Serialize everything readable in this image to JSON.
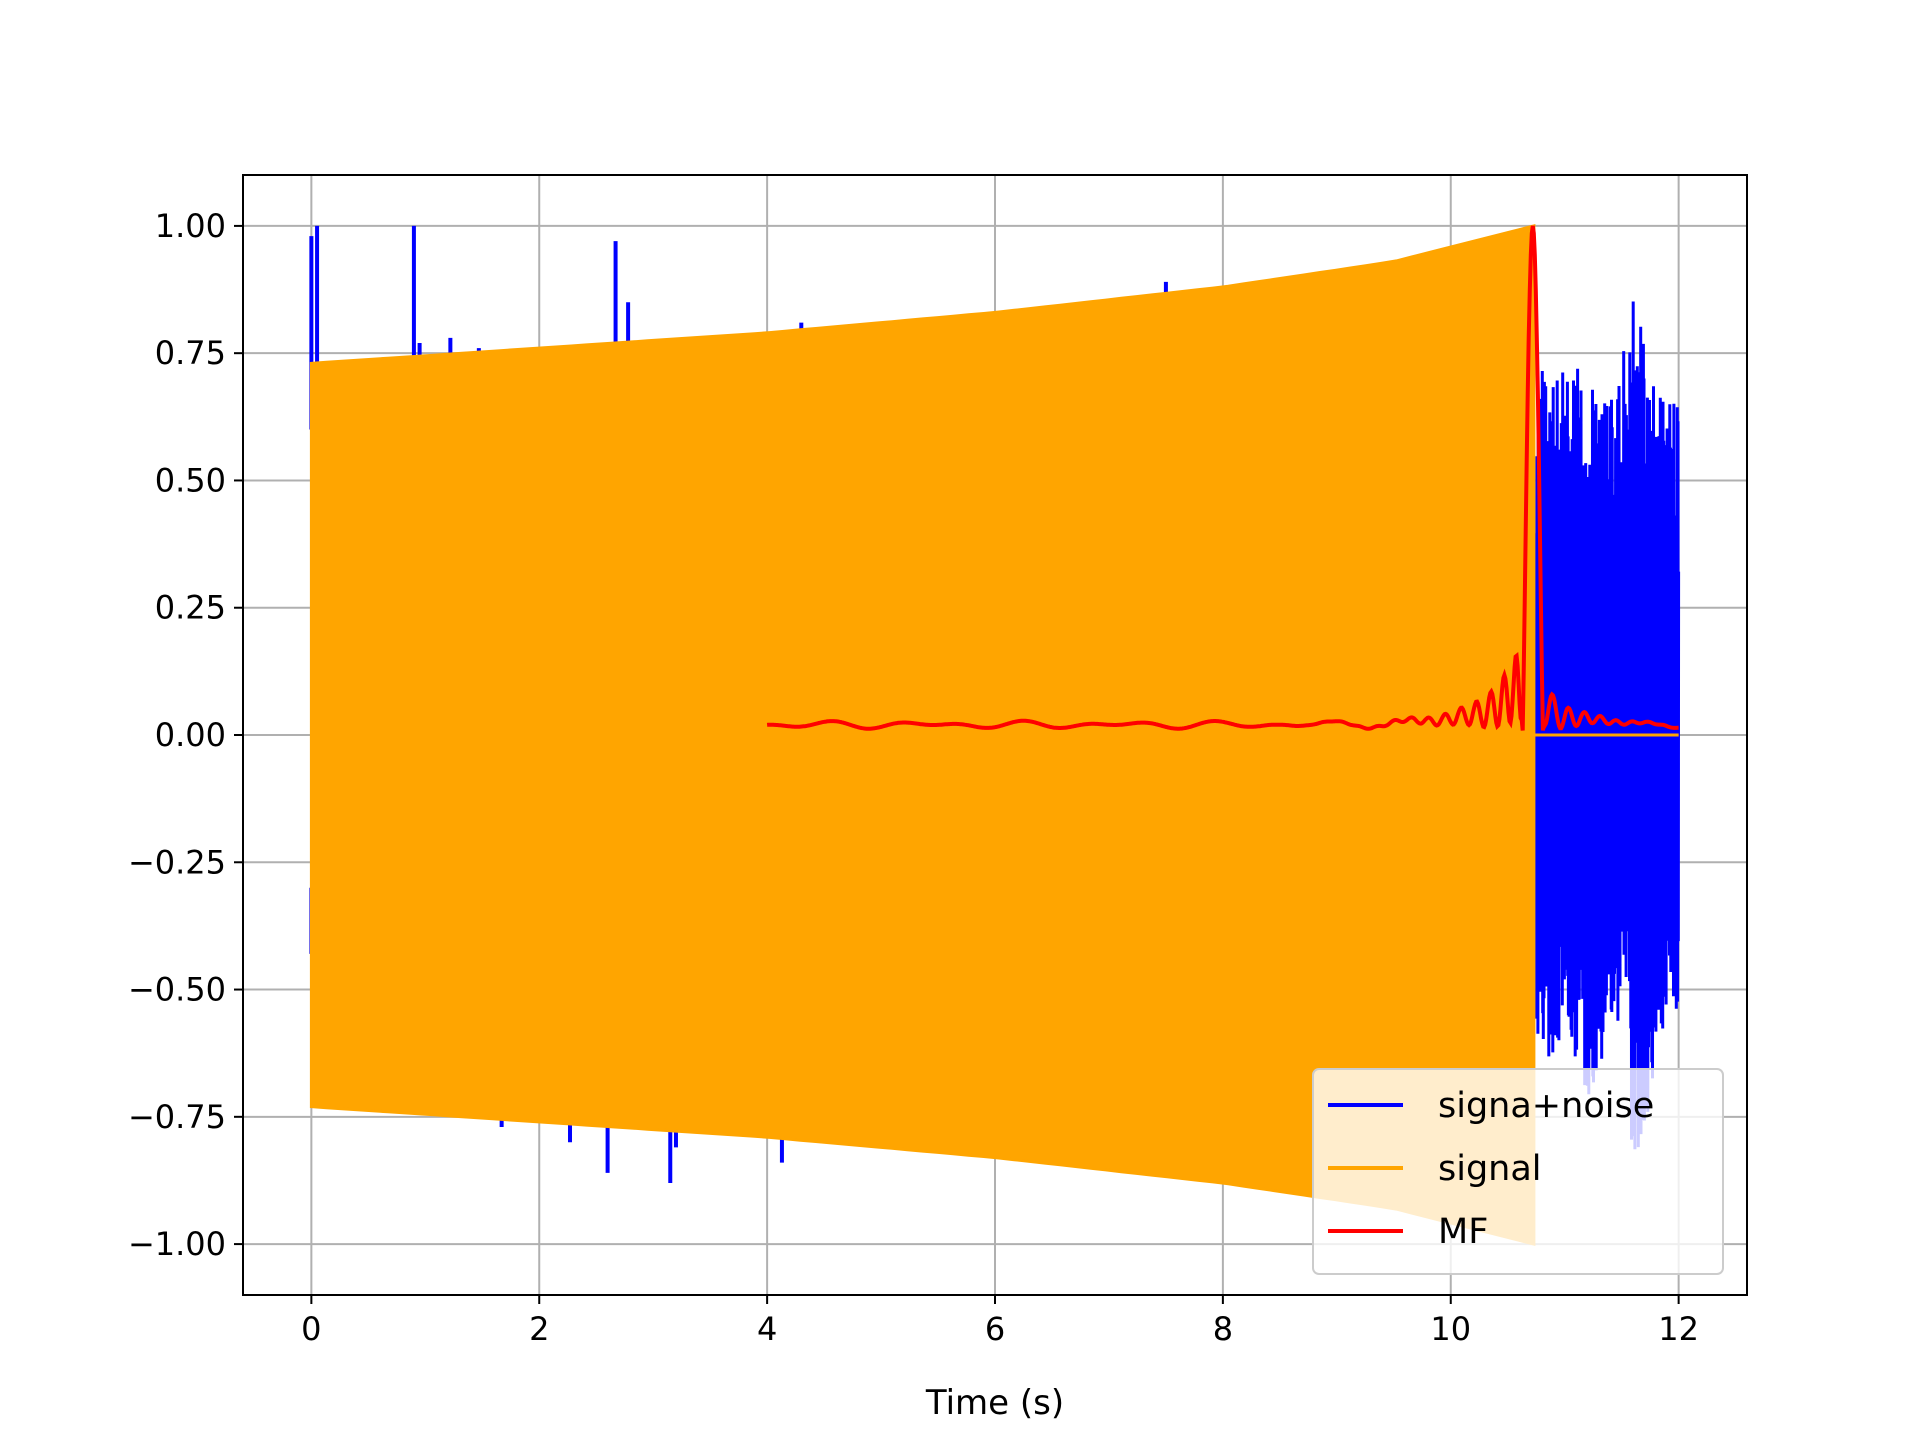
{
  "chart_data": {
    "type": "line",
    "title": "",
    "xlabel": "Time (s)",
    "ylabel": "",
    "xlim": [
      -0.6,
      12.6
    ],
    "ylim": [
      -1.1,
      1.1
    ],
    "xticks": [
      0,
      2,
      4,
      6,
      8,
      10,
      12
    ],
    "xtick_labels": [
      "0",
      "2",
      "4",
      "6",
      "8",
      "10",
      "12"
    ],
    "yticks": [
      1.0,
      0.75,
      0.5,
      0.25,
      0.0,
      -0.25,
      -0.5,
      -0.75,
      -1.0
    ],
    "ytick_labels": [
      "1.00",
      "0.75",
      "0.50",
      "0.25",
      "0.00",
      "−0.25",
      "−0.50",
      "−0.75",
      "−1.00"
    ],
    "grid": true,
    "legend_position": "lower right",
    "series": [
      {
        "name": "signa+noise",
        "color": "#0000ff",
        "spikes_up": [
          [
            0.0,
            0.98
          ],
          [
            0.05,
            1.0
          ],
          [
            0.9,
            1.0
          ],
          [
            0.95,
            0.77
          ],
          [
            1.22,
            0.78
          ],
          [
            1.47,
            0.76
          ],
          [
            2.67,
            0.97
          ],
          [
            2.78,
            0.85
          ],
          [
            4.3,
            0.81
          ],
          [
            7.5,
            0.89
          ]
        ],
        "spikes_down": [
          [
            0.0,
            -0.43
          ],
          [
            1.47,
            -0.75
          ],
          [
            1.67,
            -0.77
          ],
          [
            2.27,
            -0.8
          ],
          [
            2.6,
            -0.86
          ],
          [
            3.15,
            -0.88
          ],
          [
            3.2,
            -0.81
          ],
          [
            4.13,
            -0.84
          ]
        ],
        "noise_region": [
          10.75,
          12.0
        ],
        "noise_envelope_peaks": [
          [
            10.8,
            0.72
          ],
          [
            11.05,
            0.72
          ],
          [
            11.25,
            0.72
          ],
          [
            11.45,
            0.65
          ],
          [
            11.6,
            0.9
          ],
          [
            11.8,
            0.67
          ],
          [
            11.95,
            0.66
          ]
        ],
        "noise_envelope_troughs": [
          [
            10.85,
            -0.65
          ],
          [
            11.0,
            -0.58
          ],
          [
            11.2,
            -0.72
          ],
          [
            11.55,
            -0.55
          ],
          [
            11.6,
            -0.89
          ],
          [
            11.85,
            -0.62
          ],
          [
            11.95,
            -0.57
          ]
        ]
      },
      {
        "name": "signal",
        "color": "#ffa500",
        "x_start": 0.0,
        "x_end": 10.73,
        "envelope": [
          [
            0.0,
            0.73
          ],
          [
            2.0,
            0.76
          ],
          [
            4.0,
            0.79
          ],
          [
            6.0,
            0.83
          ],
          [
            8.0,
            0.88
          ],
          [
            9.5,
            0.93
          ],
          [
            10.73,
            1.0
          ]
        ],
        "tail_after": [
          10.73,
          12.0
        ],
        "tail_value": 0.0
      },
      {
        "name": "MF",
        "color": "#ff0000",
        "x_start": 4.0,
        "x_end": 12.0,
        "peak_x": 10.72,
        "peak_y": 1.0,
        "baseline": 0.01
      }
    ]
  }
}
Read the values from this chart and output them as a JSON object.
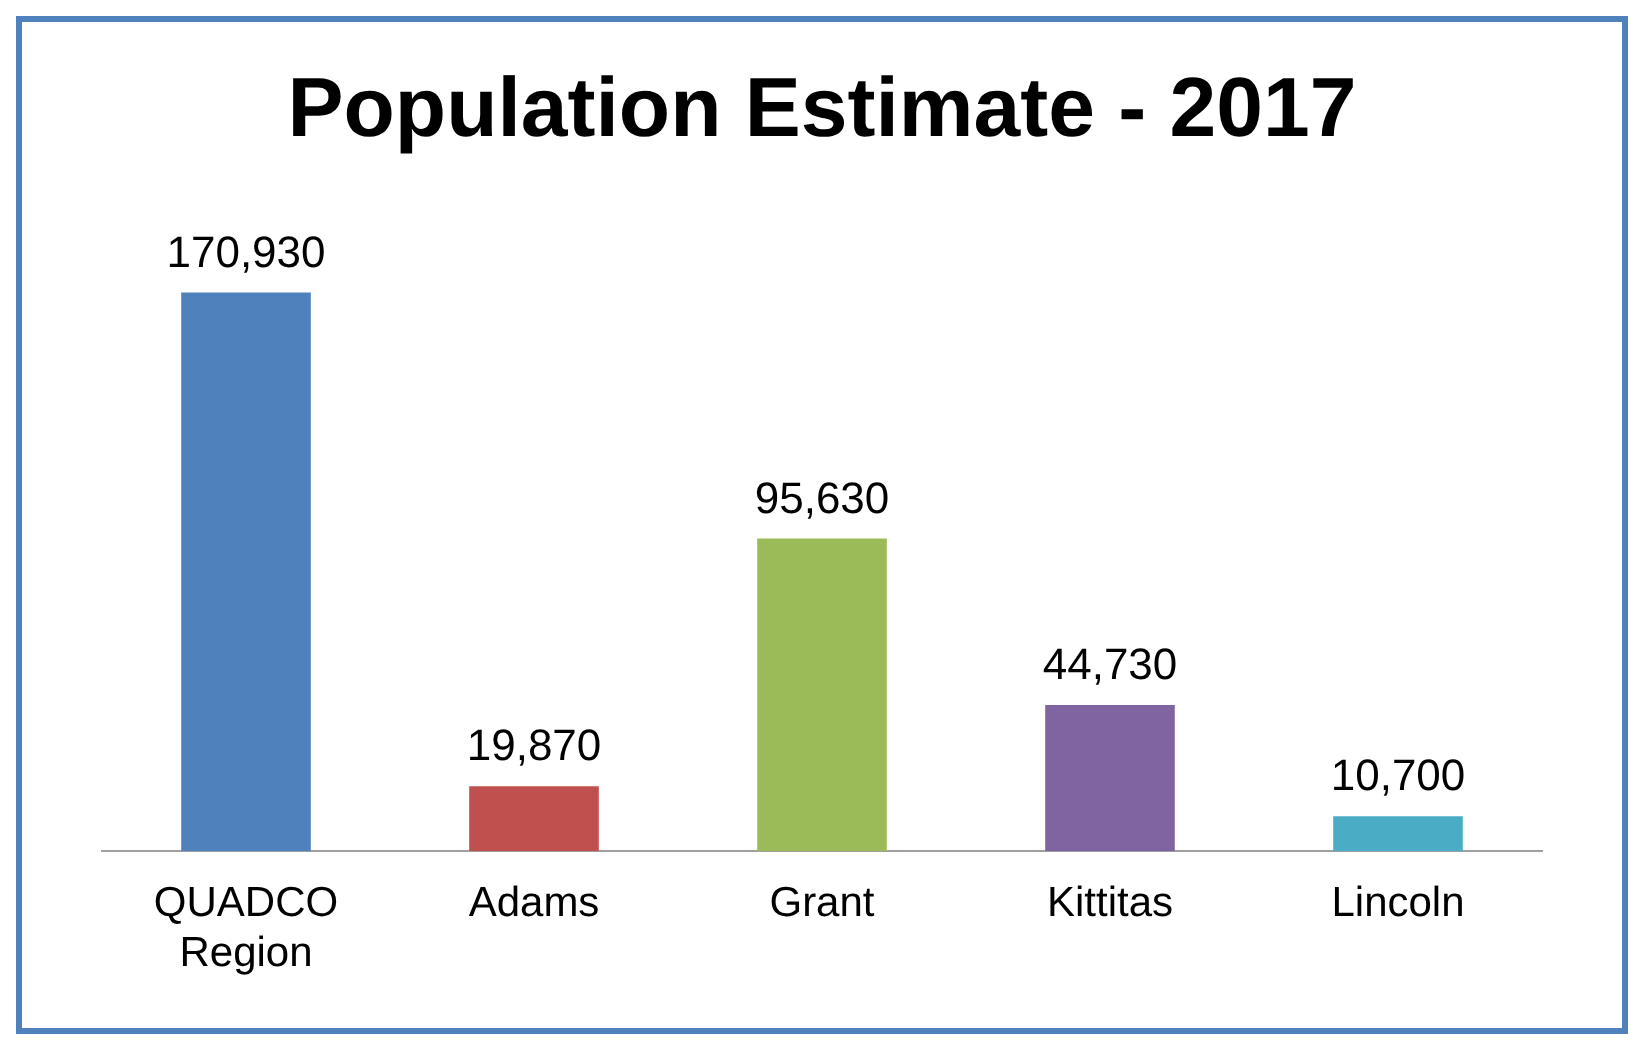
{
  "chart_data": {
    "type": "bar",
    "title": "Population Estimate - 2017",
    "categories": [
      "QUADCO Region",
      "Adams",
      "Grant",
      "Kittitas",
      "Lincoln"
    ],
    "values": [
      170930,
      19870,
      95630,
      44730,
      10700
    ],
    "colors": [
      "#4f81bd",
      "#c0504d",
      "#9bbb59",
      "#8064a2",
      "#4bacc6"
    ],
    "value_labels": [
      "170,930",
      "19,870",
      "95,630",
      "44,730",
      "10,700"
    ],
    "grid": false,
    "legend": false
  }
}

• • • • • • •

_Brief:_
Using the material above, gather every line that includes "name".

_Task solution:_
        "name": "signa+noise",
        "name": "signal",
        "name": "MF",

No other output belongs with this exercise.